■ **EXERCISE**
Write each line out exactly, leaving none out.

--- Begin INPUT MATERIAL ---

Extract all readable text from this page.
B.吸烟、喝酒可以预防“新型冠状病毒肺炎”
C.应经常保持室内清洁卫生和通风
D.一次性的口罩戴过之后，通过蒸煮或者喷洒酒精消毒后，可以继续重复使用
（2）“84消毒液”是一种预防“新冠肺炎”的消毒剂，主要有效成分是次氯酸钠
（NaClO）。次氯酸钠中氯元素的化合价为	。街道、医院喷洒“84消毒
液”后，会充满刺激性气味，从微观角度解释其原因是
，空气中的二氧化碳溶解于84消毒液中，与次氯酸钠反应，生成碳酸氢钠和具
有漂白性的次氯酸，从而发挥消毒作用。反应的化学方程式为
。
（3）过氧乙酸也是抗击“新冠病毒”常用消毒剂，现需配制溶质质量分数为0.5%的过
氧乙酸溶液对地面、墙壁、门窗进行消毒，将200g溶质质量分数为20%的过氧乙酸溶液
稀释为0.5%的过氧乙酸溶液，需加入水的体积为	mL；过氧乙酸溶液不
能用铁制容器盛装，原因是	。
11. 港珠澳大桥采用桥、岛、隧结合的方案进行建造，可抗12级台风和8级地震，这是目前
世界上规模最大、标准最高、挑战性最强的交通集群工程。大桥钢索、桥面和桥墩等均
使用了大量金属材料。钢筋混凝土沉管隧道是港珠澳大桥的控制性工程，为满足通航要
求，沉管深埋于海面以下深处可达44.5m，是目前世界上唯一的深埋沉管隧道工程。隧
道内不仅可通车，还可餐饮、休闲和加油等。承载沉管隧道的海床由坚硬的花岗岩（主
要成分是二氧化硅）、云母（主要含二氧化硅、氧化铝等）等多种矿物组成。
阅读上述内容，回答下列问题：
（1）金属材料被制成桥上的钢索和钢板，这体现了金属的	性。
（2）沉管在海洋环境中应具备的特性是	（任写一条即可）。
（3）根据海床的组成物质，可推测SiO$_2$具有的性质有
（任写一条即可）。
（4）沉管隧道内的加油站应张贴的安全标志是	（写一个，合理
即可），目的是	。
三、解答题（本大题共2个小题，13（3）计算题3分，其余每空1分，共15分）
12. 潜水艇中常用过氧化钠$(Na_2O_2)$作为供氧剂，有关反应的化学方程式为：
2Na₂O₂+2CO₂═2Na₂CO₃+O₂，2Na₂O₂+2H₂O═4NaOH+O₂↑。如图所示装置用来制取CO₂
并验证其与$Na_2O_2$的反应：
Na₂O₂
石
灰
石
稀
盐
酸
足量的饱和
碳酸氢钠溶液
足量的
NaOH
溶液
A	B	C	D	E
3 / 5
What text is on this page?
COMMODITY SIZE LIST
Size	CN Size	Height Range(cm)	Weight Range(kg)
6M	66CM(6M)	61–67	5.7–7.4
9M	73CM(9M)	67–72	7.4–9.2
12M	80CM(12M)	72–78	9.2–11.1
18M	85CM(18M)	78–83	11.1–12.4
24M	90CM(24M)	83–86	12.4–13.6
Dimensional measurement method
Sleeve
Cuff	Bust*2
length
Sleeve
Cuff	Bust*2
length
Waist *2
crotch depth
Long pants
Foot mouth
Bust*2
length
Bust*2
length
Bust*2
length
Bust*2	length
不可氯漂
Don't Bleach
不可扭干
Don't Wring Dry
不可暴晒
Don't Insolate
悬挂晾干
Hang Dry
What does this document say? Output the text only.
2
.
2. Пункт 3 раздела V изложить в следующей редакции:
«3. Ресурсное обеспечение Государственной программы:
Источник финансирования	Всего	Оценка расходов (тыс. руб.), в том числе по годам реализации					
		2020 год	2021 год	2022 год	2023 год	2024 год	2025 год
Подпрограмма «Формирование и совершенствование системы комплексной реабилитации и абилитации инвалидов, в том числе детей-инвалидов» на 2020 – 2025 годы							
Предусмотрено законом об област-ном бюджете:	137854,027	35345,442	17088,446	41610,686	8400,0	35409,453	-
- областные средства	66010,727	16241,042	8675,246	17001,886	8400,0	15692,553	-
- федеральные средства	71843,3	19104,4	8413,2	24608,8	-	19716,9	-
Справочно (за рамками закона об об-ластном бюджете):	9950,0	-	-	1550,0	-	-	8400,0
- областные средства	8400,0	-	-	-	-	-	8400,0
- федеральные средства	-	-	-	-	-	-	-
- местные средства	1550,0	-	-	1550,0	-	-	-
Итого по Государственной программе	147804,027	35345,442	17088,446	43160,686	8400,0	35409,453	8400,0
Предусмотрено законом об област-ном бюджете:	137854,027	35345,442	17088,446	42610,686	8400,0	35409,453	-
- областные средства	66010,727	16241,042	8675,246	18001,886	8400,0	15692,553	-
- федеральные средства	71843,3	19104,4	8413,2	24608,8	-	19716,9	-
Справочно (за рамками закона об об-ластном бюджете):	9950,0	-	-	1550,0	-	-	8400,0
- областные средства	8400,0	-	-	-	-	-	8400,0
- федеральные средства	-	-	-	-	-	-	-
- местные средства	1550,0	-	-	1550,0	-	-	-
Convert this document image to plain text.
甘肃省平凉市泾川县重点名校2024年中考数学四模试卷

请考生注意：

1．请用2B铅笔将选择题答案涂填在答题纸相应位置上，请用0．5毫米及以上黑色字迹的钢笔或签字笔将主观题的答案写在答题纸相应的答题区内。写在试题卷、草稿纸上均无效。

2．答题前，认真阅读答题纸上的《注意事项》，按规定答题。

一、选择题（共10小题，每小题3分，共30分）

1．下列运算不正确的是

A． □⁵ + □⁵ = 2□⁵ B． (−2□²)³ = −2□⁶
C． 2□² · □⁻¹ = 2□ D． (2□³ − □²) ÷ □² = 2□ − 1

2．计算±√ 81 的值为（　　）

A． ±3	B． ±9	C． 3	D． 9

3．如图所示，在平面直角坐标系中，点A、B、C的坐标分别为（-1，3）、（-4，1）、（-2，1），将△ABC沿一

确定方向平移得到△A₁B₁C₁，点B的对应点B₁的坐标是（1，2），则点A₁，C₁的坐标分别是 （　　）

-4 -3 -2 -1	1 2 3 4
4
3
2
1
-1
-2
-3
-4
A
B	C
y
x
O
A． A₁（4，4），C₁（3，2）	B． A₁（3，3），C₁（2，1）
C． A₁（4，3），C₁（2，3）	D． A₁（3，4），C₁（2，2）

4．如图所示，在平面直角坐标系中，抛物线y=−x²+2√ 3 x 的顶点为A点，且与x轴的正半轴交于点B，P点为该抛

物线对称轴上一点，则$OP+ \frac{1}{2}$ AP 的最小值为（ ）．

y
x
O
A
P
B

--- End INPUT MATERIAL ---

■ **SOLUTION TO THE EXERCISE**
Extract all readable text from this page.
B.吸烟、喝酒可以预防“新型冠状病毒肺炎”
C.应经常保持室内清洁卫生和通风
D.一次性的口罩戴过之后，通过蒸煮或者喷洒酒精消毒后，可以继续重复使用
（2）“84消毒液”是一种预防“新冠肺炎”的消毒剂，主要有效成分是次氯酸钠
（NaClO）。次氯酸钠中氯元素的化合价为	。街道、医院喷洒“84消毒
液”后，会充满刺激性气味，从微观角度解释其原因是
，空气中的二氧化碳溶解于84消毒液中，与次氯酸钠反应，生成碳酸氢钠和具
有漂白性的次氯酸，从而发挥消毒作用。反应的化学方程式为
。
（3）过氧乙酸也是抗击“新冠病毒”常用消毒剂，现需配制溶质质量分数为0.5%的过
氧乙酸溶液对地面、墙壁、门窗进行消毒，将200g溶质质量分数为20%的过氧乙酸溶液
稀释为0.5%的过氧乙酸溶液，需加入水的体积为	mL；过氧乙酸溶液不
能用铁制容器盛装，原因是	。
11. 港珠澳大桥采用桥、岛、隧结合的方案进行建造，可抗12级台风和8级地震，这是目前
世界上规模最大、标准最高、挑战性最强的交通集群工程。大桥钢索、桥面和桥墩等均
使用了大量金属材料。钢筋混凝土沉管隧道是港珠澳大桥的控制性工程，为满足通航要
求，沉管深埋于海面以下深处可达44.5m，是目前世界上唯一的深埋沉管隧道工程。隧
道内不仅可通车，还可餐饮、休闲和加油等。承载沉管隧道的海床由坚硬的花岗岩（主
要成分是二氧化硅）、云母（主要含二氧化硅、氧化铝等）等多种矿物组成。
阅读上述内容，回答下列问题：
（1）金属材料被制成桥上的钢索和钢板，这体现了金属的	性。
（2）沉管在海洋环境中应具备的特性是	（任写一条即可）。
（3）根据海床的组成物质，可推测SiO$_2$具有的性质有
（任写一条即可）。
（4）沉管隧道内的加油站应张贴的安全标志是	（写一个，合理
即可），目的是	。
三、解答题（本大题共2个小题，13（3）计算题3分，其余每空1分，共15分）
12. 潜水艇中常用过氧化钠$(Na_2O_2)$作为供氧剂，有关反应的化学方程式为：
2Na₂O₂+2CO₂═2Na₂CO₃+O₂，2Na₂O₂+2H₂O═4NaOH+O₂↑。如图所示装置用来制取CO₂
并验证其与$Na_2O_2$的反应：
Na₂O₂
石
灰
石
稀
盐
酸
足量的饱和
碳酸氢钠溶液
足量的
NaOH
溶液
A	B	C	D	E
3 / 5
What text is on this page?
COMMODITY SIZE LIST
Size	CN Size	Height Range(cm)	Weight Range(kg)
6M	66CM(6M)	61–67	5.7–7.4
9M	73CM(9M)	67–72	7.4–9.2
12M	80CM(12M)	72–78	9.2–11.1
18M	85CM(18M)	78–83	11.1–12.4
24M	90CM(24M)	83–86	12.4–13.6
Dimensional measurement method
Sleeve
Cuff	Bust*2
length
Sleeve
Cuff	Bust*2
length
Waist *2
crotch depth
Long pants
Foot mouth
Bust*2
length
Bust*2
length
Bust*2
length
Bust*2	length
不可氯漂
Don't Bleach
不可扭干
Don't Wring Dry
不可暴晒
Don't Insolate
悬挂晾干
Hang Dry
What does this document say? Output the text only.
2
.
2. Пункт 3 раздела V изложить в следующей редакции:
«3. Ресурсное обеспечение Государственной программы:
Источник финансирования	Всего	Оценка расходов (тыс. руб.), в том числе по годам реализации					
		2020 год	2021 год	2022 год	2023 год	2024 год	2025 год
Подпрограмма «Формирование и совершенствование системы комплексной реабилитации и абилитации инвалидов, в том числе детей-инвалидов» на 2020 – 2025 годы							
Предусмотрено законом об област-ном бюджете:	137854,027	35345,442	17088,446	41610,686	8400,0	35409,453	-
- областные средства	66010,727	16241,042	8675,246	17001,886	8400,0	15692,553	-
- федеральные средства	71843,3	19104,4	8413,2	24608,8	-	19716,9	-
Справочно (за рамками закона об об-ластном бюджете):	9950,0	-	-	1550,0	-	-	8400,0
- областные средства	8400,0	-	-	-	-	-	8400,0
- федеральные средства	-	-	-	-	-	-	-
- местные средства	1550,0	-	-	1550,0	-	-	-
Итого по Государственной программе	147804,027	35345,442	17088,446	43160,686	8400,0	35409,453	8400,0
Предусмотрено законом об област-ном бюджете:	137854,027	35345,442	17088,446	42610,686	8400,0	35409,453	-
- областные средства	66010,727	16241,042	8675,246	18001,886	8400,0	15692,553	-
- федеральные средства	71843,3	19104,4	8413,2	24608,8	-	19716,9	-
Справочно (за рамками закона об об-ластном бюджете):	9950,0	-	-	1550,0	-	-	8400,0
- областные средства	8400,0	-	-	-	-	-	8400,0
- федеральные средства	-	-	-	-	-	-	-
- местные средства	1550,0	-	-	1550,0	-	-	-
Convert this document image to plain text.
甘肃省平凉市泾川县重点名校2024年中考数学四模试卷

请考生注意：

1．请用2B铅笔将选择题答案涂填在答题纸相应位置上，请用0．5毫米及以上黑色字迹的钢笔或签字笔将主观题的答案写在答题纸相应的答题区内。写在试题卷、草稿纸上均无效。

2．答题前，认真阅读答题纸上的《注意事项》，按规定答题。

一、选择题（共10小题，每小题3分，共30分）

1．下列运算不正确的是

A． □⁵ + □⁵ = 2□⁵ B． (−2□²)³ = −2□⁶
C． 2□² · □⁻¹ = 2□ D． (2□³ − □²) ÷ □² = 2□ − 1

2．计算±√ 81 的值为（　　）

A． ±3	B． ±9	C． 3	D． 9

3．如图所示，在平面直角坐标系中，点A、B、C的坐标分别为（-1，3）、（-4，1）、（-2，1），将△ABC沿一

确定方向平移得到△A₁B₁C₁，点B的对应点B₁的坐标是（1，2），则点A₁，C₁的坐标分别是 （　　）

-4 -3 -2 -1	1 2 3 4
4
3
2
1
-1
-2
-3
-4
A
B	C
y
x
O
A． A₁（4，4），C₁（3，2）	B． A₁（3，3），C₁（2，1）
C． A₁（4，3），C₁（2，3）	D． A₁（3，4），C₁（2，2）

4．如图所示，在平面直角坐标系中，抛物线y=−x²+2√ 3 x 的顶点为A点，且与x轴的正半轴交于点B，P点为该抛

物线对称轴上一点，则$OP+ \frac{1}{2}$ AP 的最小值为（ ）．

y
x
O
A
P
B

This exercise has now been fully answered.